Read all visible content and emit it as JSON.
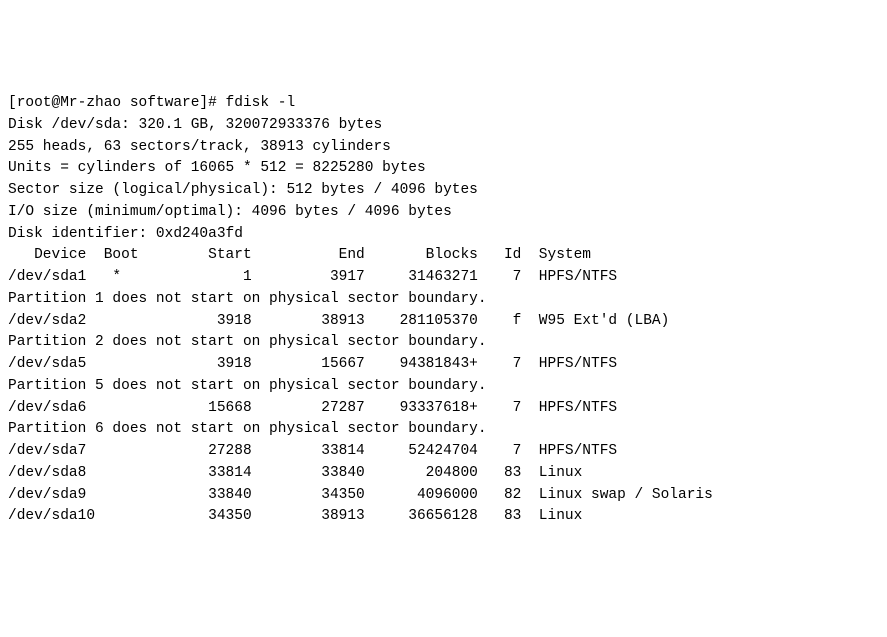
{
  "prompt": {
    "user": "root",
    "host": "Mr-zhao",
    "cwd": "software",
    "symbol": "#",
    "command": "fdisk -l"
  },
  "disk": {
    "device": "/dev/sda",
    "size": "320.1 GB",
    "bytes": "320072933376",
    "heads": "255",
    "sectors_per_track": "63",
    "cylinders": "38913",
    "units": "cylinders of 16065 * 512 = 8225280 bytes",
    "sector_size": "512 bytes / 4096 bytes",
    "io_size": "4096 bytes / 4096 bytes",
    "identifier": "0xd240a3fd"
  },
  "header": {
    "device": "Device",
    "boot": "Boot",
    "start": "Start",
    "end": "End",
    "blocks": "Blocks",
    "id": "Id",
    "system": "System"
  },
  "partitions": [
    {
      "device": "/dev/sda1",
      "boot": "*",
      "start": "1",
      "end": "3917",
      "blocks": "31463271",
      "id": "7",
      "system": "HPFS/NTFS"
    },
    {
      "device": "/dev/sda2",
      "boot": " ",
      "start": "3918",
      "end": "38913",
      "blocks": "281105370",
      "id": "f",
      "system": "W95 Ext'd (LBA)"
    },
    {
      "device": "/dev/sda5",
      "boot": " ",
      "start": "3918",
      "end": "15667",
      "blocks": "94381843+",
      "id": "7",
      "system": "HPFS/NTFS"
    },
    {
      "device": "/dev/sda6",
      "boot": " ",
      "start": "15668",
      "end": "27287",
      "blocks": "93337618+",
      "id": "7",
      "system": "HPFS/NTFS"
    },
    {
      "device": "/dev/sda7",
      "boot": " ",
      "start": "27288",
      "end": "33814",
      "blocks": "52424704",
      "id": "7",
      "system": "HPFS/NTFS"
    },
    {
      "device": "/dev/sda8",
      "boot": " ",
      "start": "33814",
      "end": "33840",
      "blocks": "204800",
      "id": "83",
      "system": "Linux"
    },
    {
      "device": "/dev/sda9",
      "boot": " ",
      "start": "33840",
      "end": "34350",
      "blocks": "4096000",
      "id": "82",
      "system": "Linux swap / Solaris"
    },
    {
      "device": "/dev/sda10",
      "boot": " ",
      "start": "34350",
      "end": "38913",
      "blocks": "36656128",
      "id": "83",
      "system": "Linux"
    }
  ],
  "warnings": [
    "Partition 1 does not start on physical sector boundary.",
    "Partition 2 does not start on physical sector boundary.",
    "Partition 5 does not start on physical sector boundary.",
    "Partition 6 does not start on physical sector boundary."
  ],
  "layout_warning_after_row": {
    "0": 0,
    "1": 1,
    "2": 2,
    "3": 3
  }
}
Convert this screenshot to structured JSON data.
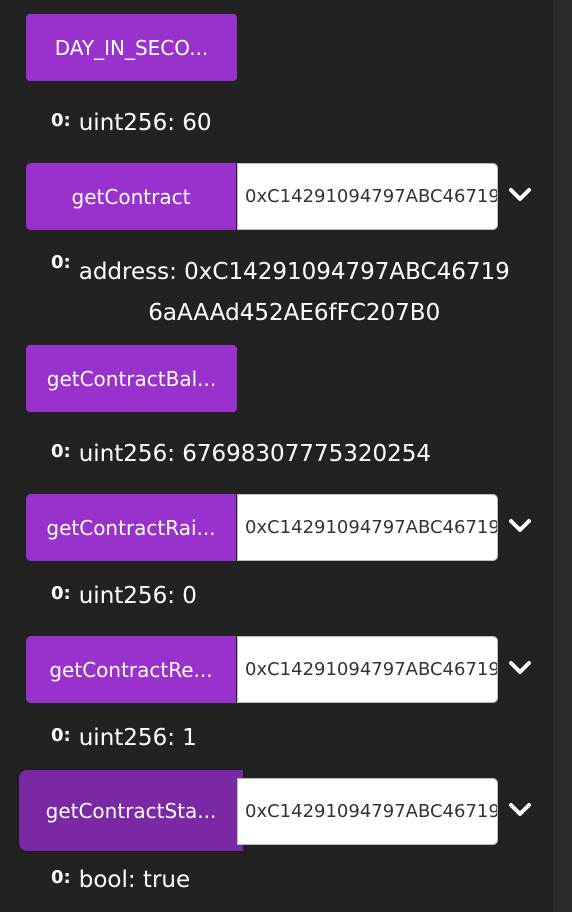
{
  "functions": [
    {
      "label": "DAY_IN_SECO...",
      "output": "uint256: 60"
    },
    {
      "label": "getContract",
      "input": "0xC14291094797ABC46719",
      "output": "address: 0xC14291094797ABC46719",
      "output_line2": "6aAAAd452AE6fFC207B0"
    },
    {
      "label": "getContractBal...",
      "output": "uint256: 67698307775320254"
    },
    {
      "label": "getContractRai...",
      "input": "0xC14291094797ABC46719",
      "output": "uint256: 0"
    },
    {
      "label": "getContractRe...",
      "input": "0xC14291094797ABC46719",
      "output": "uint256: 1"
    },
    {
      "label": "getContractSta...",
      "input": "0xC14291094797ABC46719",
      "output": "bool: true"
    }
  ],
  "output_index": "0:",
  "colors": {
    "button": "#9932cc",
    "button_active": "#7a28a3",
    "background": "#222222"
  }
}
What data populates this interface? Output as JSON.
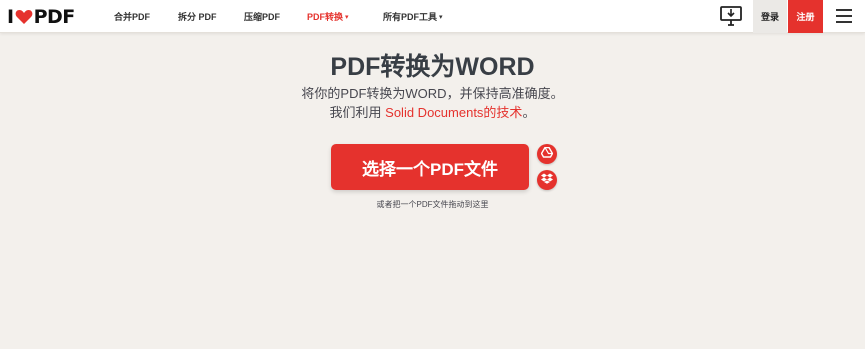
{
  "header": {
    "logo": {
      "left": "I",
      "right": "PDF"
    },
    "nav": [
      {
        "label": "合并PDF"
      },
      {
        "label": "拆分 PDF"
      },
      {
        "label": "压缩PDF"
      },
      {
        "label": "PDF转换",
        "caret": "▾"
      },
      {
        "label": "所有PDF工具",
        "caret": "▾"
      }
    ],
    "login_label": "登录",
    "signup_label": "注册"
  },
  "main": {
    "title": "PDF转换为WORD",
    "subtitle_line1": "将你的PDF转换为WORD，并保持高准确度。",
    "subtitle_line2_prefix": "我们利用 ",
    "subtitle_line2_link": "Solid Documents的技术",
    "subtitle_line2_suffix": "。",
    "select_button": "选择一个PDF文件",
    "drop_hint": "或者把一个PDF文件拖动到这里"
  },
  "colors": {
    "accent": "#e5322d",
    "background": "#f3f0ec"
  }
}
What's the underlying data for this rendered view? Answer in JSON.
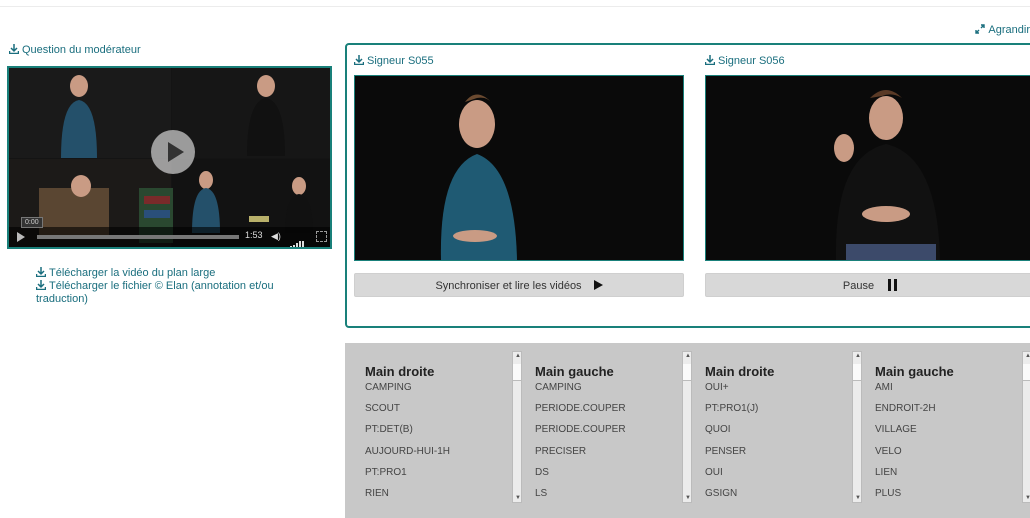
{
  "header": {
    "expand_label": "Agrandir"
  },
  "left": {
    "moderator_link": "Question du modérateur",
    "player": {
      "current_time": "0:00",
      "duration": "1:53",
      "progress": 0.0
    },
    "download_video": "Télécharger la vidéo du plan large",
    "download_file": "Télécharger le fichier © Elan (annotation et/ou traduction)"
  },
  "videos": [
    {
      "title": "Signeur S055",
      "button_label": "Synchroniser et lire les vidéos"
    },
    {
      "title": "Signeur S056",
      "button_label": "Pause"
    }
  ],
  "annotations": [
    {
      "heading": "Main droite",
      "items": [
        "CAMPING",
        "SCOUT",
        "PT:DET(B)",
        "AUJOURD-HUI-1H",
        "PT:PRO1",
        "RIEN"
      ]
    },
    {
      "heading": "Main gauche",
      "items": [
        "CAMPING",
        "PERIODE.COUPER",
        "PERIODE.COUPER",
        "PRECISER",
        "DS",
        "LS"
      ]
    },
    {
      "heading": "Main droite",
      "items": [
        "OUI+",
        "PT:PRO1(J)",
        "QUOI",
        "PENSER",
        "OUI",
        "GSIGN"
      ]
    },
    {
      "heading": "Main gauche",
      "items": [
        "AMI",
        "ENDROIT-2H",
        "VILLAGE",
        "VELO",
        "LIEN",
        "PLUS"
      ]
    }
  ],
  "colors": {
    "accent": "#19807a",
    "link": "#1a6e7e",
    "panel_gray": "#c8c8c8"
  },
  "icons": {
    "download": "download-icon",
    "expand": "expand-arrows-icon",
    "play": "play-icon",
    "pause": "pause-icon"
  }
}
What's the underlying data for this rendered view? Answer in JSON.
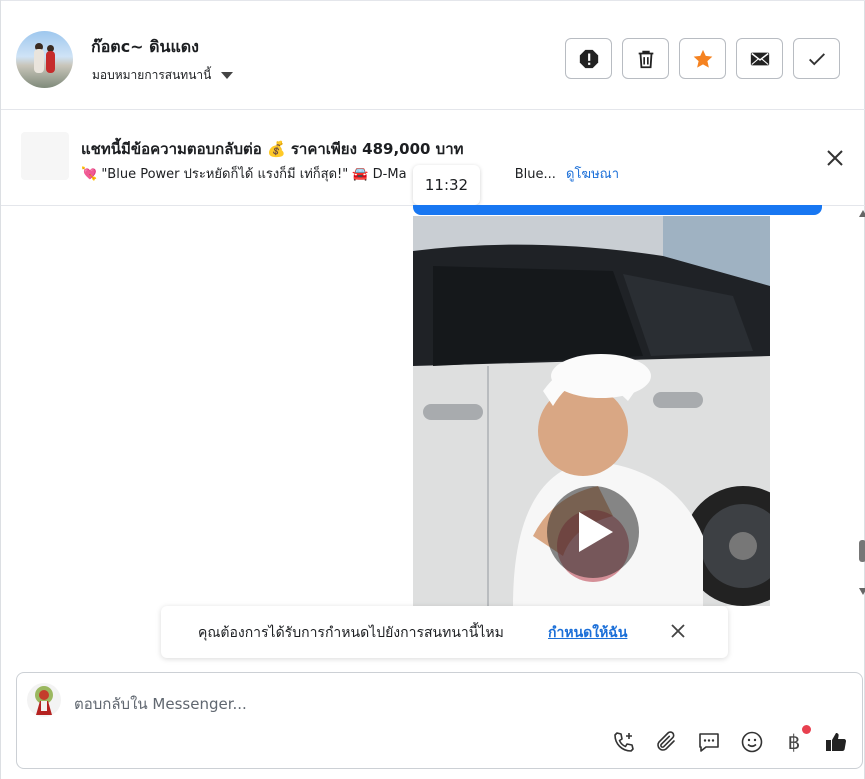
{
  "header": {
    "contact_name": "ก๊อตc~ ดินแดง",
    "assign_label": "มอบหมายการสนทนานี้",
    "actions": [
      "mark-spam",
      "delete",
      "star",
      "mark-unread",
      "mark-done"
    ]
  },
  "ad": {
    "title": "แชทนี้มีข้อความตอบกลับต่อ 💰 ราคาเพียง 489,000 บาท",
    "subtitle": "💘 \"Blue Power ประหยัดก็ได้ แรงก็มี เท่ก็สุด!\" 🚘 D-Ma",
    "subtitle_tail": "Blue...",
    "link": "ดูโฆษณา"
  },
  "chat": {
    "timestamp": "11:32",
    "video_label": "video-message"
  },
  "prompt": {
    "text": "คุณต้องการได้รับการกำหนดไปยังการสนทนานี้ไหม",
    "link": "กำหนดให้ฉัน"
  },
  "composer": {
    "placeholder": "ตอบกลับใน Messenger...",
    "currency_symbol": "฿"
  },
  "colors": {
    "accent": "#1877f2",
    "link": "#1b6fd8",
    "star": "#f58220",
    "badge": "#e8404f"
  }
}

--------------------

With the pictures omitted, reproduce the records in full and exactly.

TASK SOLUTION
Read all visible content and emit it as JSON.
{
  "prompt": {
    "user": "root",
    "host": "Mr-zhao",
    "cwd": "software",
    "symbol": "#",
    "command": "fdisk -l"
  },
  "disk": {
    "device": "/dev/sda",
    "size": "320.1 GB",
    "bytes": "320072933376",
    "heads": "255",
    "sectors_per_track": "63",
    "cylinders": "38913",
    "units": "cylinders of 16065 * 512 = 8225280 bytes",
    "sector_size": "512 bytes / 4096 bytes",
    "io_size": "4096 bytes / 4096 bytes",
    "identifier": "0xd240a3fd"
  },
  "header": {
    "device": "Device",
    "boot": "Boot",
    "start": "Start",
    "end": "End",
    "blocks": "Blocks",
    "id": "Id",
    "system": "System"
  },
  "partitions": [
    {
      "device": "/dev/sda1",
      "boot": "*",
      "start": "1",
      "end": "3917",
      "blocks": "31463271",
      "id": "7",
      "system": "HPFS/NTFS"
    },
    {
      "device": "/dev/sda2",
      "boot": " ",
      "start": "3918",
      "end": "38913",
      "blocks": "281105370",
      "id": "f",
      "system": "W95 Ext'd (LBA)"
    },
    {
      "device": "/dev/sda5",
      "boot": " ",
      "start": "3918",
      "end": "15667",
      "blocks": "94381843+",
      "id": "7",
      "system": "HPFS/NTFS"
    },
    {
      "device": "/dev/sda6",
      "boot": " ",
      "start": "15668",
      "end": "27287",
      "blocks": "93337618+",
      "id": "7",
      "system": "HPFS/NTFS"
    },
    {
      "device": "/dev/sda7",
      "boot": " ",
      "start": "27288",
      "end": "33814",
      "blocks": "52424704",
      "id": "7",
      "system": "HPFS/NTFS"
    },
    {
      "device": "/dev/sda8",
      "boot": " ",
      "start": "33814",
      "end": "33840",
      "blocks": "204800",
      "id": "83",
      "system": "Linux"
    },
    {
      "device": "/dev/sda9",
      "boot": " ",
      "start": "33840",
      "end": "34350",
      "blocks": "4096000",
      "id": "82",
      "system": "Linux swap / Solaris"
    },
    {
      "device": "/dev/sda10",
      "boot": " ",
      "start": "34350",
      "end": "38913",
      "blocks": "36656128",
      "id": "83",
      "system": "Linux"
    }
  ],
  "warnings": [
    "Partition 1 does not start on physical sector boundary.",
    "Partition 2 does not start on physical sector boundary.",
    "Partition 5 does not start on physical sector boundary.",
    "Partition 6 does not start on physical sector boundary."
  ],
  "layout_warning_after_row": {
    "0": 0,
    "1": 1,
    "2": 2,
    "3": 3
  }
}
Convert this screenshot to structured JSON data.
{
  "functions": [
    {
      "label": "DAY_IN_SECO...",
      "output": "uint256: 60"
    },
    {
      "label": "getContract",
      "input": "0xC14291094797ABC46719",
      "output": "address: 0xC14291094797ABC46719",
      "output_line2": "6aAAAd452AE6fFC207B0"
    },
    {
      "label": "getContractBal...",
      "output": "uint256: 67698307775320254"
    },
    {
      "label": "getContractRai...",
      "input": "0xC14291094797ABC46719",
      "output": "uint256: 0"
    },
    {
      "label": "getContractRe...",
      "input": "0xC14291094797ABC46719",
      "output": "uint256: 1"
    },
    {
      "label": "getContractSta...",
      "input": "0xC14291094797ABC46719",
      "output": "bool: true"
    }
  ],
  "output_index": "0:",
  "colors": {
    "button": "#9932cc",
    "button_active": "#7a28a3",
    "background": "#222222"
  }
}
What data populates this interface? Output as JSON.
{
  "header": {
    "logo": {
      "left": "I",
      "right": "PDF"
    },
    "nav": [
      {
        "label": "合并PDF"
      },
      {
        "label": "拆分 PDF"
      },
      {
        "label": "压缩PDF"
      },
      {
        "label": "PDF转换",
        "caret": "▾"
      },
      {
        "label": "所有PDF工具",
        "caret": "▾"
      }
    ],
    "login_label": "登录",
    "signup_label": "注册"
  },
  "main": {
    "title": "PDF转换为WORD",
    "subtitle_line1": "将你的PDF转换为WORD，并保持高准确度。",
    "subtitle_line2_prefix": "我们利用 ",
    "subtitle_line2_link": "Solid Documents的技术",
    "subtitle_line2_suffix": "。",
    "select_button": "选择一个PDF文件",
    "drop_hint": "或者把一个PDF文件拖动到这里"
  },
  "colors": {
    "accent": "#e5322d",
    "background": "#f3f0ec"
  }
}
What's the underlying data for this rendered view? Answer in JSON.
{
  "header": {
    "expand_label": "Agrandir"
  },
  "left": {
    "moderator_link": "Question du modérateur",
    "player": {
      "current_time": "0:00",
      "duration": "1:53",
      "progress": 0.0
    },
    "download_video": "Télécharger la vidéo du plan large",
    "download_file": "Télécharger le fichier © Elan (annotation et/ou traduction)"
  },
  "videos": [
    {
      "title": "Signeur S055",
      "button_label": "Synchroniser et lire les vidéos"
    },
    {
      "title": "Signeur S056",
      "button_label": "Pause"
    }
  ],
  "annotations": [
    {
      "heading": "Main droite",
      "items": [
        "CAMPING",
        "SCOUT",
        "PT:DET(B)",
        "AUJOURD-HUI-1H",
        "PT:PRO1",
        "RIEN"
      ]
    },
    {
      "heading": "Main gauche",
      "items": [
        "CAMPING",
        "PERIODE.COUPER",
        "PERIODE.COUPER",
        "PRECISER",
        "DS",
        "LS"
      ]
    },
    {
      "heading": "Main droite",
      "items": [
        "OUI+",
        "PT:PRO1(J)",
        "QUOI",
        "PENSER",
        "OUI",
        "GSIGN"
      ]
    },
    {
      "heading": "Main gauche",
      "items": [
        "AMI",
        "ENDROIT-2H",
        "VILLAGE",
        "VELO",
        "LIEN",
        "PLUS"
      ]
    }
  ],
  "colors": {
    "accent": "#19807a",
    "link": "#1a6e7e",
    "panel_gray": "#c8c8c8"
  },
  "icons": {
    "download": "download-icon",
    "expand": "expand-arrows-icon",
    "play": "play-icon",
    "pause": "pause-icon"
  }
}
What's the underlying data for this rendered view? Answer in JSON.
{
  "header": {
    "contact_name": "ก๊อตc~ ดินแดง",
    "assign_label": "มอบหมายการสนทนานี้",
    "actions": [
      "mark-spam",
      "delete",
      "star",
      "mark-unread",
      "mark-done"
    ]
  },
  "ad": {
    "title": "แชทนี้มีข้อความตอบกลับต่อ 💰 ราคาเพียง 489,000 บาท",
    "subtitle": "💘 \"Blue Power ประหยัดก็ได้ แรงก็มี เท่ก็สุด!\" 🚘 D-Ma",
    "subtitle_tail": "Blue...",
    "link": "ดูโฆษณา"
  },
  "chat": {
    "timestamp": "11:32",
    "video_label": "video-message"
  },
  "prompt": {
    "text": "คุณต้องการได้รับการกำหนดไปยังการสนทนานี้ไหม",
    "link": "กำหนดให้ฉัน"
  },
  "composer": {
    "placeholder": "ตอบกลับใน Messenger...",
    "currency_symbol": "฿"
  },
  "colors": {
    "accent": "#1877f2",
    "link": "#1b6fd8",
    "star": "#f58220",
    "badge": "#e8404f"
  }
}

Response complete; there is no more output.